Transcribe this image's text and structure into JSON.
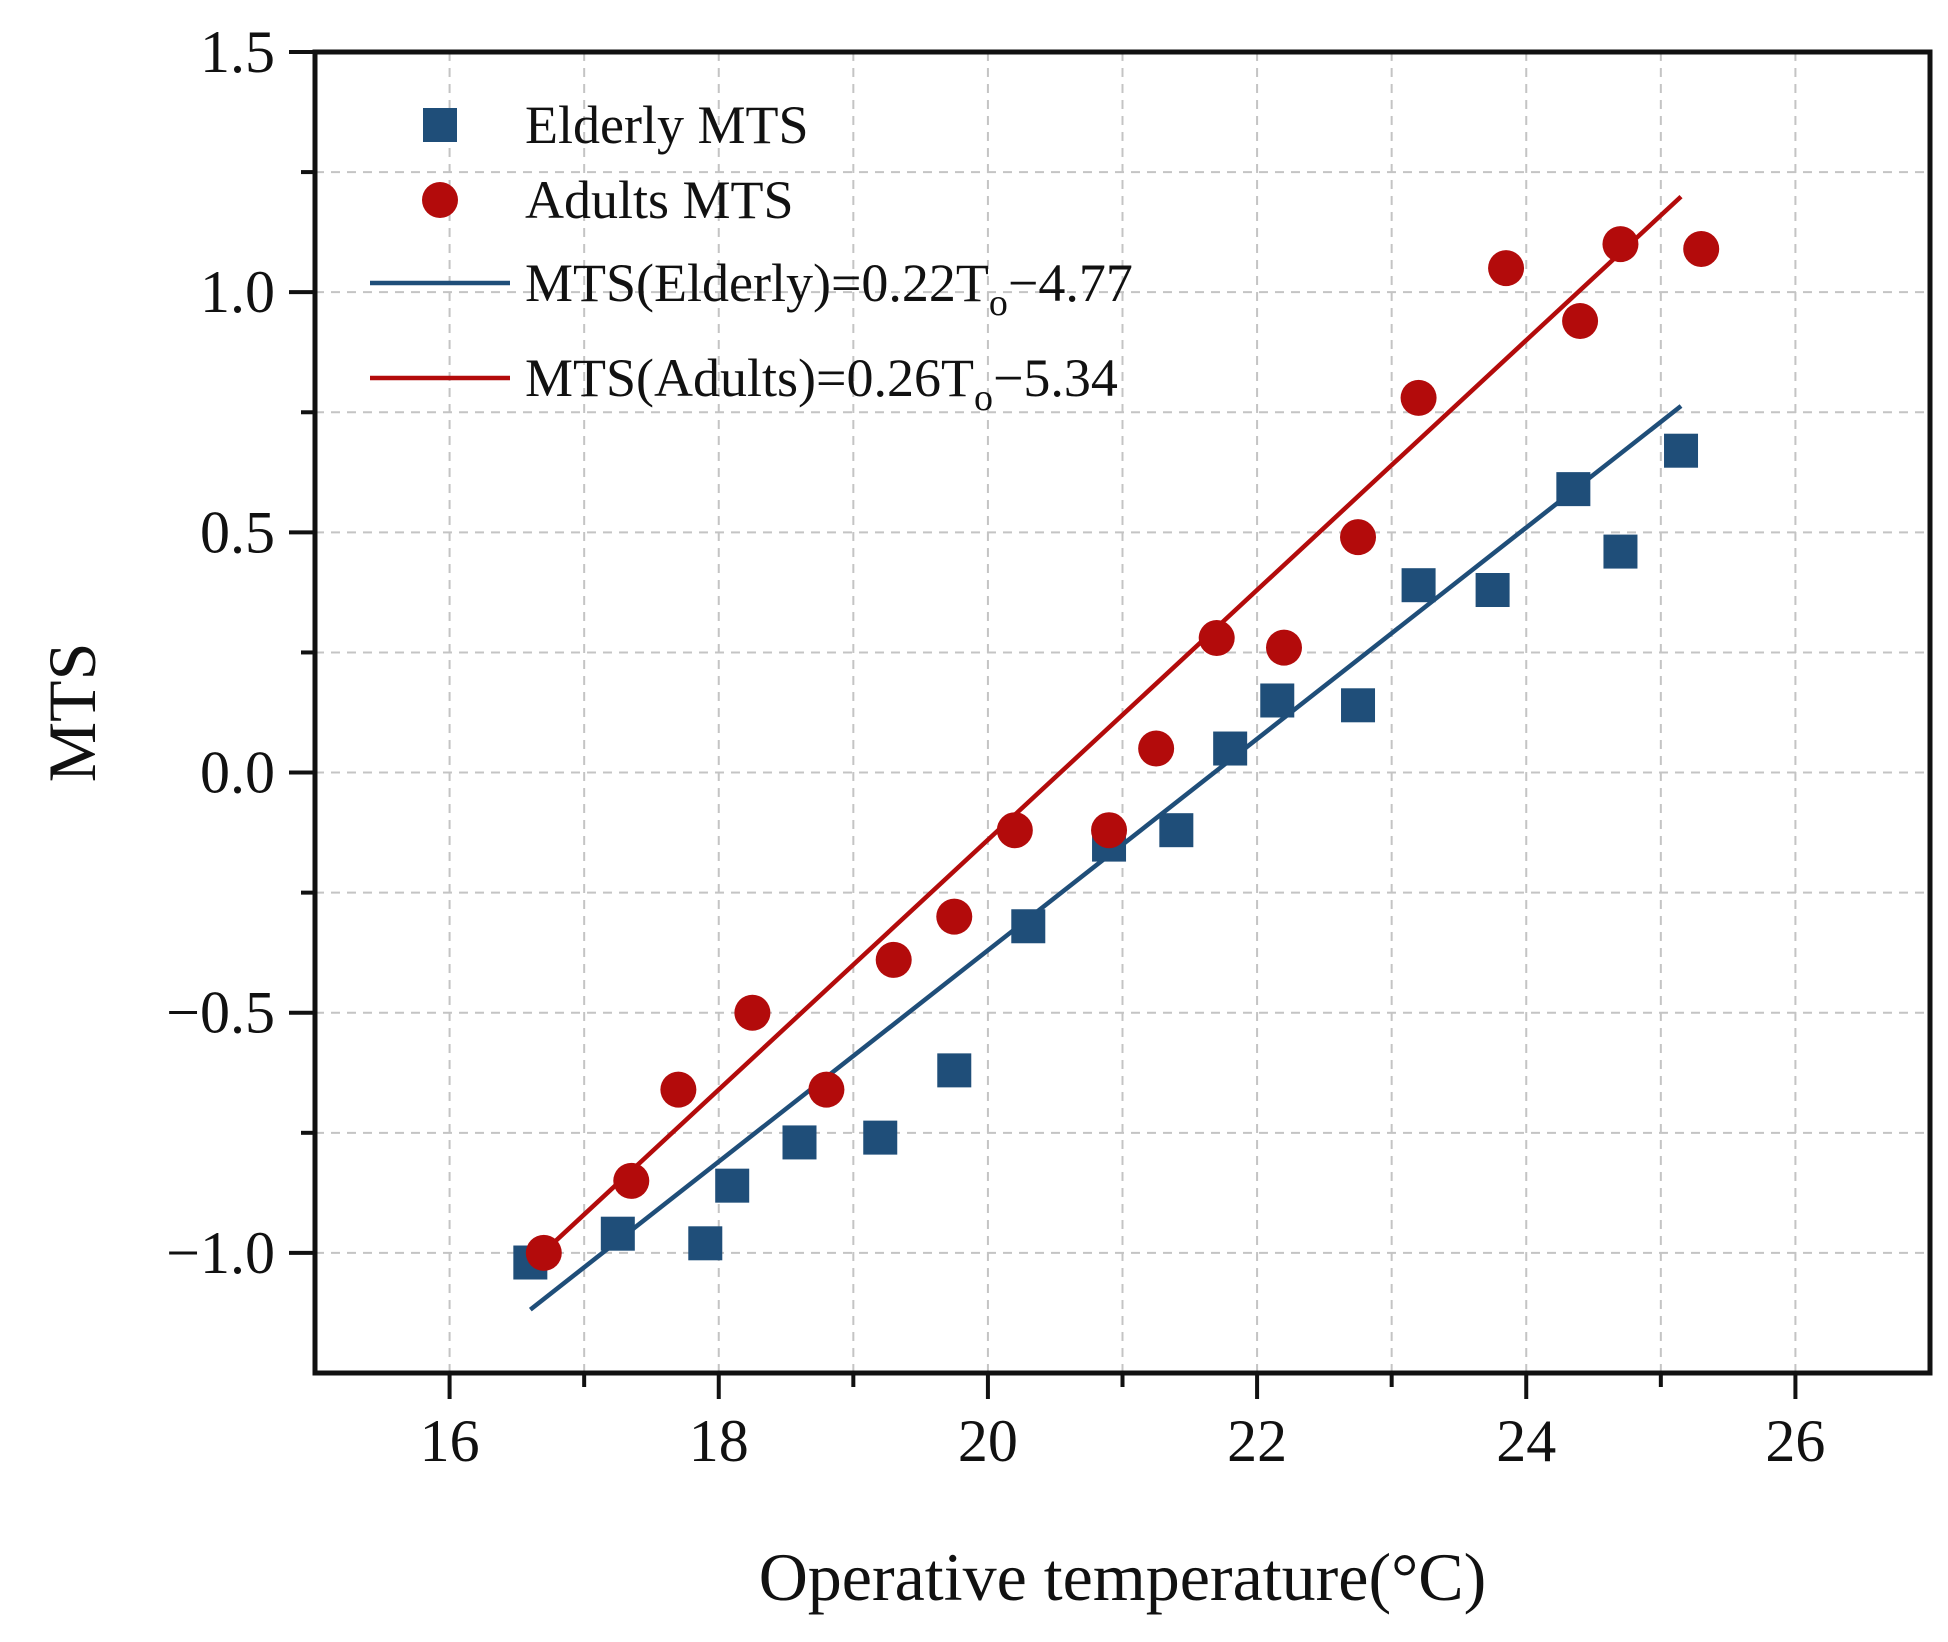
{
  "chart_data": {
    "type": "scatter",
    "title": "",
    "xlabel": "Operative temperature(°C)",
    "ylabel": "MTS",
    "xlim": [
      15,
      27
    ],
    "ylim": [
      -1.25,
      1.5
    ],
    "x_ticks": [
      16,
      18,
      20,
      22,
      24,
      26
    ],
    "x_tick_labels": [
      "16",
      "18",
      "20",
      "22",
      "24",
      "26"
    ],
    "y_ticks": [
      -1.0,
      -0.5,
      0.0,
      0.5,
      1.0,
      1.5
    ],
    "y_tick_labels": [
      "−1.0",
      "−0.5",
      "0.0",
      "0.5",
      "1.0",
      "1.5"
    ],
    "grid": true,
    "legend_position": "top-left",
    "series": [
      {
        "name": "Elderly MTS",
        "kind": "scatter",
        "marker": "square",
        "color": "#1f4e79",
        "points": [
          [
            16.6,
            -1.02
          ],
          [
            17.25,
            -0.96
          ],
          [
            17.9,
            -0.98
          ],
          [
            18.1,
            -0.86
          ],
          [
            18.6,
            -0.77
          ],
          [
            19.2,
            -0.76
          ],
          [
            19.75,
            -0.62
          ],
          [
            20.3,
            -0.32
          ],
          [
            20.9,
            -0.15
          ],
          [
            21.4,
            -0.12
          ],
          [
            21.8,
            0.05
          ],
          [
            22.15,
            0.15
          ],
          [
            22.75,
            0.14
          ],
          [
            23.2,
            0.39
          ],
          [
            23.75,
            0.38
          ],
          [
            24.35,
            0.59
          ],
          [
            24.7,
            0.46
          ],
          [
            25.15,
            0.67
          ]
        ]
      },
      {
        "name": "Adults MTS",
        "kind": "scatter",
        "marker": "circle",
        "color": "#b30b0b",
        "points": [
          [
            16.7,
            -1.0
          ],
          [
            17.35,
            -0.85
          ],
          [
            17.7,
            -0.66
          ],
          [
            18.25,
            -0.5
          ],
          [
            18.8,
            -0.66
          ],
          [
            19.3,
            -0.39
          ],
          [
            19.75,
            -0.3
          ],
          [
            20.2,
            -0.12
          ],
          [
            20.9,
            -0.12
          ],
          [
            21.25,
            0.05
          ],
          [
            21.7,
            0.28
          ],
          [
            22.2,
            0.26
          ],
          [
            22.75,
            0.49
          ],
          [
            23.2,
            0.78
          ],
          [
            23.85,
            1.05
          ],
          [
            24.4,
            0.94
          ],
          [
            24.7,
            1.1
          ],
          [
            25.3,
            1.09
          ]
        ]
      },
      {
        "name": "MTS(Elderly)=0.22T",
        "name_subscript": "o",
        "name_suffix": "−4.77",
        "kind": "fit_line",
        "color": "#1f4e79",
        "slope": 0.22,
        "intercept": -4.77,
        "x_range": [
          16.6,
          25.15
        ]
      },
      {
        "name": "MTS(Adults)=0.26T",
        "name_subscript": "o",
        "name_suffix": "−5.34",
        "kind": "fit_line",
        "color": "#b30b0b",
        "slope": 0.26,
        "intercept": -5.34,
        "x_range": [
          16.7,
          25.15
        ]
      }
    ]
  }
}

## What is being asked
Go through the data above and find the lines with the word "Adults". Copy each of those lines.

## Answer to the exercise
        "name": "Adults MTS",
        "name": "MTS(Adults)=0.26T",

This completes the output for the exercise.